====== SUPPLIED TEXT ======
Studio album by Destruction
- Released: 25 April 2000
- Recorded: December 1999
- Studios: Abyss Studios, Pärlby, Sweden
- Genre: Thrash metal
- Length: 45:28
- Label: Nuclear Blast
- Producers: Peter Tägtgren, Destruction

Destruction chronology
| The Least Successful Human Cannonball (1998) | All Hell Breaks Loose (2000) | The Antichrist (2001) |

= All Hell Breaks Loose (Destruction album) =

All Hell Breaks Loose is the sixth studio album by German thrash metal band Destruction, released on 25 April 2000 by Nuclear Blast. It was their first official album since Cracked Brain in 1990, and the first with Marcel "Schmier" Schirmer returning to vocals and bass since Release from Agony in 1987. It also marks the return of the band to a three-piece lineup.
======
Translate this sentence from the album article into Spanish: "All Hell Breaks Loose is the sixth studio album by German thrash metal band Destruction, released on 25 April 2000 by Nuclear Blast."
====== DATA ROWS ======
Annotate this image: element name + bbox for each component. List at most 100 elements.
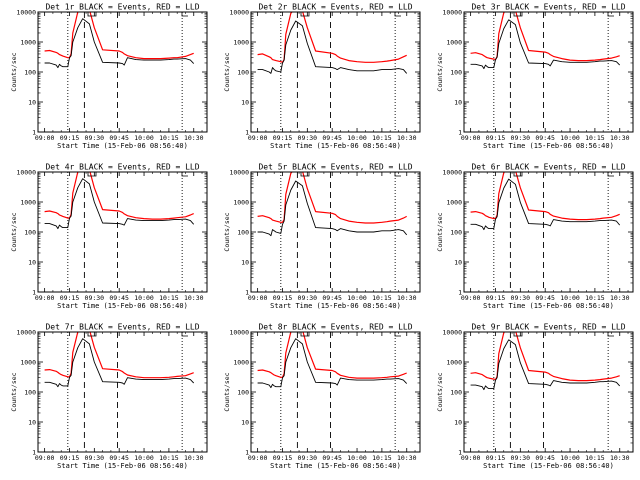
plot-frame bbox=[37, 11, 208, 133]
x-tick-label: 09:15 bbox=[273, 134, 293, 142]
x-tick-label: 09:00 bbox=[248, 454, 268, 462]
y-axis-label: Counts/sec bbox=[223, 52, 231, 91]
x-tick-label: 09:45 bbox=[322, 134, 342, 142]
y-axis-label: Counts/sec bbox=[10, 52, 18, 91]
y-tick-label: 100 bbox=[237, 388, 249, 396]
x-tick-label: 09:45 bbox=[322, 294, 342, 302]
y-tick-label: 10 bbox=[454, 258, 462, 266]
attenuator-marker bbox=[607, 172, 614, 177]
x-tick-label: 09:15 bbox=[273, 454, 293, 462]
x-tick-label: 09:45 bbox=[535, 134, 555, 142]
series-lld bbox=[44, 172, 194, 220]
attenuator-marker bbox=[181, 332, 188, 337]
x-axis-label: Start Time (15-Feb-06 08:56:40) bbox=[57, 142, 188, 150]
y-tick-label: 1 bbox=[245, 128, 249, 136]
plot-frame bbox=[463, 331, 634, 453]
y-axis-label: Counts/sec bbox=[10, 372, 18, 411]
series-events bbox=[470, 178, 621, 231]
y-tick-label: 1000 bbox=[233, 358, 249, 366]
chart-title: Det 8r BLACK = Events, RED = LLD bbox=[258, 323, 412, 332]
x-tick-label: 09:15 bbox=[273, 294, 293, 302]
attenuator-marker bbox=[181, 12, 188, 17]
x-tick-label: 09:45 bbox=[535, 294, 555, 302]
y-tick-label: 10 bbox=[454, 98, 462, 106]
panel-det-7: Det 7r BLACK = Events, RED = LLD Counts/s… bbox=[10, 323, 208, 470]
series-events bbox=[257, 338, 408, 389]
chart-title: Det 7r BLACK = Events, RED = LLD bbox=[45, 323, 199, 332]
y-axis-label: Counts/sec bbox=[436, 372, 444, 411]
x-tick-label: 10:15 bbox=[585, 454, 605, 462]
series-lld bbox=[470, 172, 620, 221]
x-tick-label: 10:30 bbox=[397, 134, 417, 142]
y-tick-label: 1 bbox=[458, 288, 462, 296]
panel-det-8: Det 8r BLACK = Events, RED = LLD Counts/s… bbox=[223, 323, 421, 470]
x-axis-label: Start Time (15-Feb-06 08:56:40) bbox=[270, 302, 401, 310]
x-tick-label: 09:30 bbox=[298, 294, 318, 302]
series-events bbox=[44, 338, 195, 388]
x-tick-label: 09:30 bbox=[511, 294, 531, 302]
panel-det-4: Det 4r BLACK = Events, RED = LLD Counts/s… bbox=[10, 163, 208, 310]
x-tick-label: 10:15 bbox=[159, 134, 179, 142]
x-tick-label: 09:30 bbox=[85, 134, 105, 142]
x-tick-label: 10:15 bbox=[585, 294, 605, 302]
series-events bbox=[257, 180, 408, 237]
x-axis-label: Start Time (15-Feb-06 08:56:40) bbox=[270, 462, 401, 470]
x-tick-label: 09:30 bbox=[298, 454, 318, 462]
panel-det-2: Det 2r BLACK = Events, RED = LLD Counts/s… bbox=[223, 3, 421, 150]
x-tick-label: 10:30 bbox=[184, 134, 204, 142]
plot-frame bbox=[250, 171, 421, 293]
y-tick-label: 1000 bbox=[20, 198, 36, 206]
attenuator-marker bbox=[394, 332, 401, 337]
x-tick-label: 10:00 bbox=[347, 454, 367, 462]
y-tick-label: 10000 bbox=[16, 8, 36, 16]
series-lld bbox=[470, 12, 620, 62]
series-lld bbox=[257, 12, 407, 63]
chart-title: Det 3r BLACK = Events, RED = LLD bbox=[471, 3, 625, 12]
y-tick-label: 1000 bbox=[233, 198, 249, 206]
attenuator-marker bbox=[607, 332, 614, 337]
y-tick-label: 10000 bbox=[442, 168, 462, 176]
x-tick-label: 09:00 bbox=[461, 294, 481, 302]
x-tick-label: 10:30 bbox=[397, 454, 417, 462]
series-lld bbox=[257, 332, 407, 379]
y-tick-label: 10000 bbox=[16, 328, 36, 336]
x-tick-label: 09:15 bbox=[486, 134, 506, 142]
x-tick-label: 09:00 bbox=[461, 454, 481, 462]
x-axis-label: Start Time (15-Feb-06 08:56:40) bbox=[483, 142, 614, 150]
y-tick-label: 10000 bbox=[229, 328, 249, 336]
x-tick-label: 09:30 bbox=[511, 134, 531, 142]
y-tick-label: 100 bbox=[450, 68, 462, 76]
x-tick-label: 10:30 bbox=[610, 294, 630, 302]
y-tick-label: 1 bbox=[32, 448, 36, 456]
y-tick-label: 100 bbox=[237, 228, 249, 236]
x-tick-label: 09:00 bbox=[35, 134, 55, 142]
y-tick-label: 1000 bbox=[20, 38, 36, 46]
x-axis-label: Start Time (15-Feb-06 08:56:40) bbox=[57, 302, 188, 310]
attenuator-marker bbox=[300, 172, 310, 177]
chart-title: Det 6r BLACK = Events, RED = LLD bbox=[471, 163, 625, 172]
x-tick-label: 10:00 bbox=[134, 454, 154, 462]
series-lld bbox=[470, 332, 620, 382]
panel-det-3: Det 3r BLACK = Events, RED = LLD Counts/s… bbox=[436, 3, 634, 150]
y-tick-label: 10 bbox=[454, 418, 462, 426]
y-axis-label: Counts/sec bbox=[436, 52, 444, 91]
chart-title: Det 5r BLACK = Events, RED = LLD bbox=[258, 163, 412, 172]
attenuator-marker bbox=[87, 12, 97, 17]
x-axis-label: Start Time (15-Feb-06 08:56:40) bbox=[483, 462, 614, 470]
y-tick-label: 10 bbox=[28, 98, 36, 106]
attenuator-marker bbox=[300, 332, 310, 337]
x-tick-label: 09:45 bbox=[109, 294, 129, 302]
x-tick-label: 09:15 bbox=[60, 134, 80, 142]
attenuator-marker bbox=[87, 332, 97, 337]
x-tick-label: 10:00 bbox=[134, 134, 154, 142]
x-tick-label: 10:15 bbox=[372, 454, 392, 462]
series-events bbox=[470, 19, 621, 70]
chart-title: Det 1r BLACK = Events, RED = LLD bbox=[45, 3, 199, 12]
x-tick-label: 09:00 bbox=[248, 294, 268, 302]
x-tick-label: 10:30 bbox=[397, 294, 417, 302]
plot-frame bbox=[463, 11, 634, 133]
series-lld bbox=[257, 172, 407, 224]
y-axis-label: Counts/sec bbox=[223, 212, 231, 251]
x-tick-label: 09:00 bbox=[248, 134, 268, 142]
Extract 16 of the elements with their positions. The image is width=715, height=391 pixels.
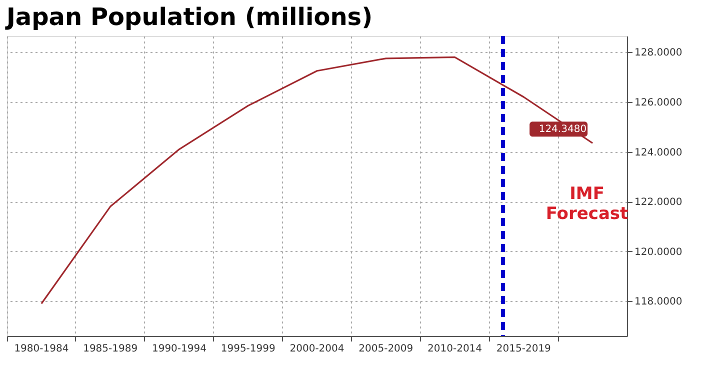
y-tick-label: 118.0000 (634, 296, 682, 308)
y-tick-label: 120.0000 (634, 246, 682, 258)
x-tick-label: 2000-2004 (290, 344, 344, 354)
chart-title: Japan Population (millions) (4, 3, 373, 31)
x-tick-label: 1995-1999 (220, 344, 276, 354)
y-tick-label: 126.0000 (634, 97, 682, 108)
x-tick-label: 1985-1989 (83, 344, 138, 354)
y-tick-label: 122.0000 (634, 197, 682, 208)
x-tick-label: 1980-1984 (14, 344, 69, 354)
x-tick-label: 2005-2009 (358, 344, 414, 354)
y-tick-label: 128.0000 (634, 48, 682, 59)
x-tick-label: 2010-2014 (428, 344, 482, 354)
x-tick-label: 1990-1994 (152, 344, 206, 354)
x-tick-label: 2015-2019 (496, 344, 551, 354)
data-label: 124.3480 (538, 124, 587, 136)
y-tick-label: 124.0000 (634, 147, 682, 158)
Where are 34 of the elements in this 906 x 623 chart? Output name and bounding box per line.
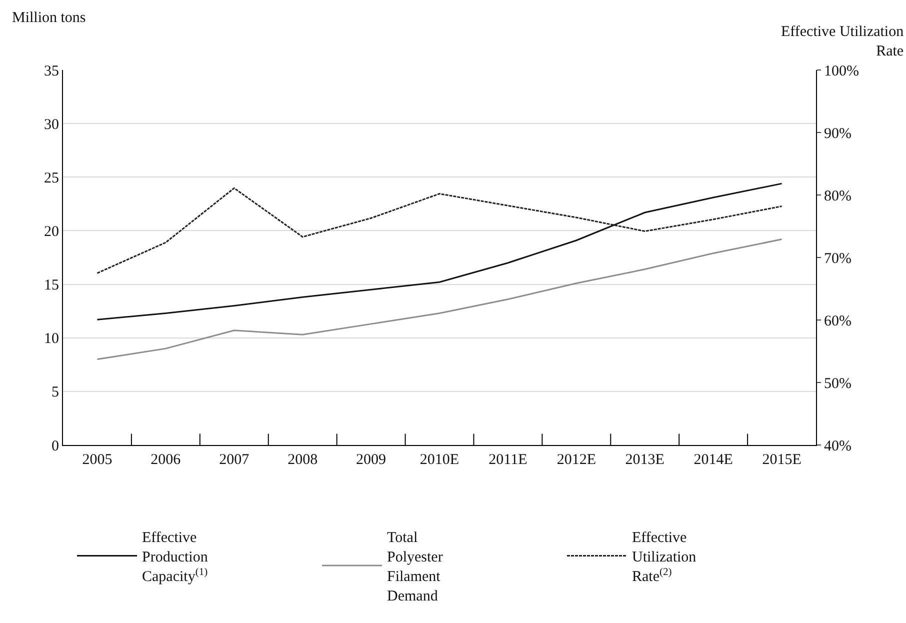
y-tick-label: 35	[44, 63, 59, 80]
x-tick-label: 2005	[82, 452, 112, 468]
x-tick-label: 2010E	[420, 452, 460, 468]
x-tick-label: 2009	[356, 452, 386, 468]
y2-tick-label: 70%	[824, 250, 852, 267]
y2-tick-label: 60%	[824, 313, 852, 330]
x-tick-label: 2007	[219, 452, 250, 468]
y2-tick-label: 40%	[824, 438, 852, 454]
x-tick-label: 2006	[150, 452, 182, 468]
y-tick-label: 5	[52, 384, 59, 401]
y2-axis-title: Effective Utilization Rate	[781, 24, 904, 60]
x-tick-label: 2012E	[556, 452, 596, 468]
legend-label: Total Polyester Filament Demand	[387, 530, 443, 605]
line-series	[96, 238, 783, 360]
x-tick-label: 2015E	[762, 452, 802, 468]
legend-label: Effective Utilization Rate$^{(2)}$	[632, 530, 697, 586]
y-tick-label: 30	[44, 116, 59, 133]
x-tick-label: 2011E	[488, 452, 528, 468]
x-tick-label: 2008	[288, 452, 318, 468]
y2-tick-label: 50%	[824, 376, 852, 392]
y2-tick-label: 80%	[824, 188, 852, 204]
x-tick-label: 2014E	[694, 452, 733, 468]
y-axis-title: Million tons	[12, 10, 86, 26]
line-series	[96, 187, 783, 274]
legend-label: Effective Production Capacity$^{(1)}$	[142, 530, 208, 586]
x-tick-label: 2013E	[625, 452, 664, 468]
y-tick-label: 25	[44, 170, 59, 186]
y2-tick-label: 90%	[824, 126, 852, 142]
y-tick-label: 15	[44, 278, 59, 294]
line-series	[96, 182, 783, 320]
y2-tick-label: 100%	[824, 63, 859, 80]
y-tick-label: 0	[52, 438, 59, 454]
y-tick-label: 20	[44, 224, 59, 240]
y-tick-label: 10	[44, 331, 59, 348]
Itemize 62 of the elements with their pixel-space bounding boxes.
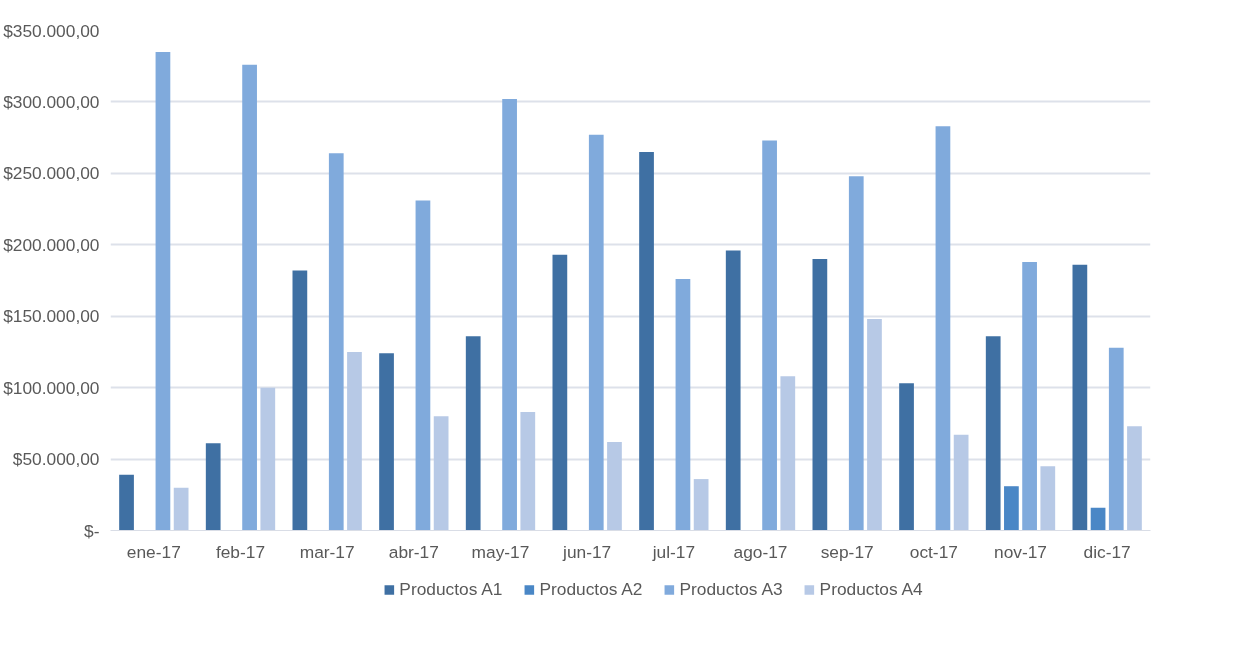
bar (379, 353, 394, 531)
bar (675, 279, 691, 531)
bar (639, 151, 654, 531)
x-tick-label: nov-17 (994, 541, 1047, 562)
legend-label: Productos A3 (679, 578, 783, 600)
x-tick-label: may-17 (471, 541, 530, 562)
bar (1090, 507, 1106, 531)
x-tick-label: oct-17 (909, 541, 958, 562)
bar (588, 134, 604, 531)
bar (867, 319, 882, 531)
bar (119, 474, 134, 531)
bar (1108, 347, 1124, 531)
x-tick-label: ago-17 (733, 541, 788, 562)
legend-label: Productos A2 (539, 578, 643, 600)
bar (328, 153, 344, 531)
bar (762, 140, 777, 531)
bar (173, 487, 189, 531)
bar (848, 176, 864, 531)
x-tick-label: jun-17 (562, 541, 612, 562)
y-tick-label: $50.000,00 (12, 449, 100, 470)
bar (1072, 264, 1088, 531)
bar (520, 411, 536, 531)
legend-label: Productos A1 (399, 578, 503, 600)
bar (693, 479, 709, 531)
x-tick-label: abr-17 (388, 541, 439, 562)
y-tick-label: $200.000,00 (3, 234, 100, 255)
bar (433, 416, 449, 531)
bar (780, 376, 796, 531)
bar (1040, 466, 1056, 531)
y-tick-label: $300.000,00 (3, 91, 100, 112)
legend-label: Productos A4 (819, 578, 923, 600)
bar (242, 64, 257, 531)
y-tick-label: $100.000,00 (3, 377, 100, 398)
bar (953, 434, 969, 531)
bar (985, 336, 1001, 531)
bar (1022, 261, 1037, 531)
x-tick-label: ene-17 (126, 541, 181, 562)
bar (1004, 486, 1019, 531)
bar (292, 270, 308, 531)
bar (725, 250, 741, 531)
y-tick-label: $350.000,00 (3, 20, 100, 41)
x-tick-label: mar-17 (299, 541, 355, 562)
bar (899, 383, 914, 531)
bar (347, 351, 362, 531)
y-tick-label: $150.000,00 (3, 306, 100, 327)
y-tick-label: $250.000,00 (3, 163, 100, 184)
bar (552, 254, 568, 531)
bar (415, 200, 431, 531)
x-tick-label: dic-17 (1083, 541, 1131, 562)
x-tick-label: feb-17 (215, 541, 266, 562)
bar (607, 441, 622, 531)
bar (205, 443, 221, 531)
y-tick-label: $- (84, 520, 100, 541)
x-tick-label: sep-17 (820, 541, 874, 562)
bar (502, 99, 517, 531)
bar (155, 51, 171, 531)
bar (260, 387, 276, 531)
bar (812, 259, 828, 531)
x-tick-label: jul-17 (651, 541, 696, 562)
bar (935, 126, 951, 531)
bar (465, 336, 481, 531)
bar (1127, 426, 1142, 531)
======
### RESPONSE FOR THIS EXERCISE
All Hell Breaks Loose es el sexto álbum de estudio de la banda alemana de thrash metal Destruction, publicado el 25 de abril de 2000 por Nuclear Blast.